Dataset records
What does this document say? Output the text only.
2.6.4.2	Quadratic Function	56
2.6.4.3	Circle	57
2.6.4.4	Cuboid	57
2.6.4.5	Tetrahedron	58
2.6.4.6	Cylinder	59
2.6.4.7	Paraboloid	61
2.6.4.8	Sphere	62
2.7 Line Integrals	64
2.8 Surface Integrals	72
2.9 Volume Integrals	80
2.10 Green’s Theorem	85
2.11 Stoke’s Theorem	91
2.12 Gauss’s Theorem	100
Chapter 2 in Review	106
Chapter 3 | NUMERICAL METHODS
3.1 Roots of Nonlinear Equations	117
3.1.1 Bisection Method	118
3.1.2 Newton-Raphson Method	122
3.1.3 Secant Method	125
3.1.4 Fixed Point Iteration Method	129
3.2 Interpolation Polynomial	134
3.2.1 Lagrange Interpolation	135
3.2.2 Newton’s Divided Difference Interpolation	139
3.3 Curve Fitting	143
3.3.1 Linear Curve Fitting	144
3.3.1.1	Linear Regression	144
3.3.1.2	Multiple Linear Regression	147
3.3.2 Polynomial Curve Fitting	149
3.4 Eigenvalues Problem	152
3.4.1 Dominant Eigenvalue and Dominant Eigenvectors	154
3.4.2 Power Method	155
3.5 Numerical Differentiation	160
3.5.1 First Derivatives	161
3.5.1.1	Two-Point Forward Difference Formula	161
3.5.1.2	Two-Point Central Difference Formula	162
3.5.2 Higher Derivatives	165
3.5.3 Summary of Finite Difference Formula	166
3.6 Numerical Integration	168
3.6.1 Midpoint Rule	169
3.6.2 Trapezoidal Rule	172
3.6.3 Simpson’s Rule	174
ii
--
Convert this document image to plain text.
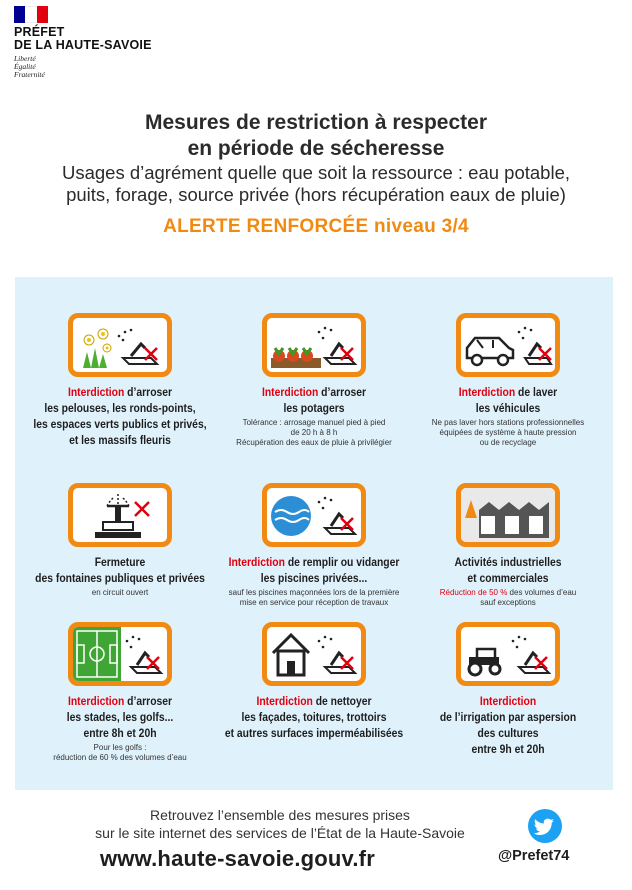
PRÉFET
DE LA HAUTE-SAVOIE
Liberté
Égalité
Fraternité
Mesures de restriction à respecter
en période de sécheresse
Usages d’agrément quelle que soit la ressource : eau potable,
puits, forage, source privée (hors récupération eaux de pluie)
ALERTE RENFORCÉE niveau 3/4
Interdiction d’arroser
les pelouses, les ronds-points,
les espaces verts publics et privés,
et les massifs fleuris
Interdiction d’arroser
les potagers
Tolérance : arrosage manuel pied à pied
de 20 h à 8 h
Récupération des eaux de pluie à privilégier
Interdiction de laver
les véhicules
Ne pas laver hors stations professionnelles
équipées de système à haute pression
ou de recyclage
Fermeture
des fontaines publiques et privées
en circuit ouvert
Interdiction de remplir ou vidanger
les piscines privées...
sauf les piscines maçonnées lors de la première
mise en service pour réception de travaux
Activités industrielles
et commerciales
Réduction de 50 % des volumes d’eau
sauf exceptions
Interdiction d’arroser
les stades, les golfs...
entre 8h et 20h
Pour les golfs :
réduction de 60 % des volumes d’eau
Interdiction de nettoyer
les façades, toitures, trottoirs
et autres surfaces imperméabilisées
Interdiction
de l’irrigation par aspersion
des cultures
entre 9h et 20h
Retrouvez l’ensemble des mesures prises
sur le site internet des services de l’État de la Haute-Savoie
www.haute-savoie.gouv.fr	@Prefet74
...
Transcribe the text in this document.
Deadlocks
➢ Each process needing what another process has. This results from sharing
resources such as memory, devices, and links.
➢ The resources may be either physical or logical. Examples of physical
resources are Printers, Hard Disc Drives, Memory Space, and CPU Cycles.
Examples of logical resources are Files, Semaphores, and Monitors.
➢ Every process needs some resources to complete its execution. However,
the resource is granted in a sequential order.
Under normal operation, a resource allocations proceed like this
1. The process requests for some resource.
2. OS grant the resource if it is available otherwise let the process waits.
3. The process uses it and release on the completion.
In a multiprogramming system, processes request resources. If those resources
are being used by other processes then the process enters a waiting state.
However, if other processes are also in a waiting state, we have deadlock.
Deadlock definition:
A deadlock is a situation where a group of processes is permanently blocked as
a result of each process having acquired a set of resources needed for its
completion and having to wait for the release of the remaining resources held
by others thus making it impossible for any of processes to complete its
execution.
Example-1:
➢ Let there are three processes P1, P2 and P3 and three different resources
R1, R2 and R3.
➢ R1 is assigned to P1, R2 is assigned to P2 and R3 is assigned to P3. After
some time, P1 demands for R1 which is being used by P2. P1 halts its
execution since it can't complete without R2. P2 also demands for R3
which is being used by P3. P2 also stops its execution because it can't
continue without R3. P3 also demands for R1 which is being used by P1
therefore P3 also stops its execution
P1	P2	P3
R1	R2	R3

→ **Exercise goal**: For the entries above, state how many lines contain the word "laver". Provide the number by itself.

→ **Complete output**: 2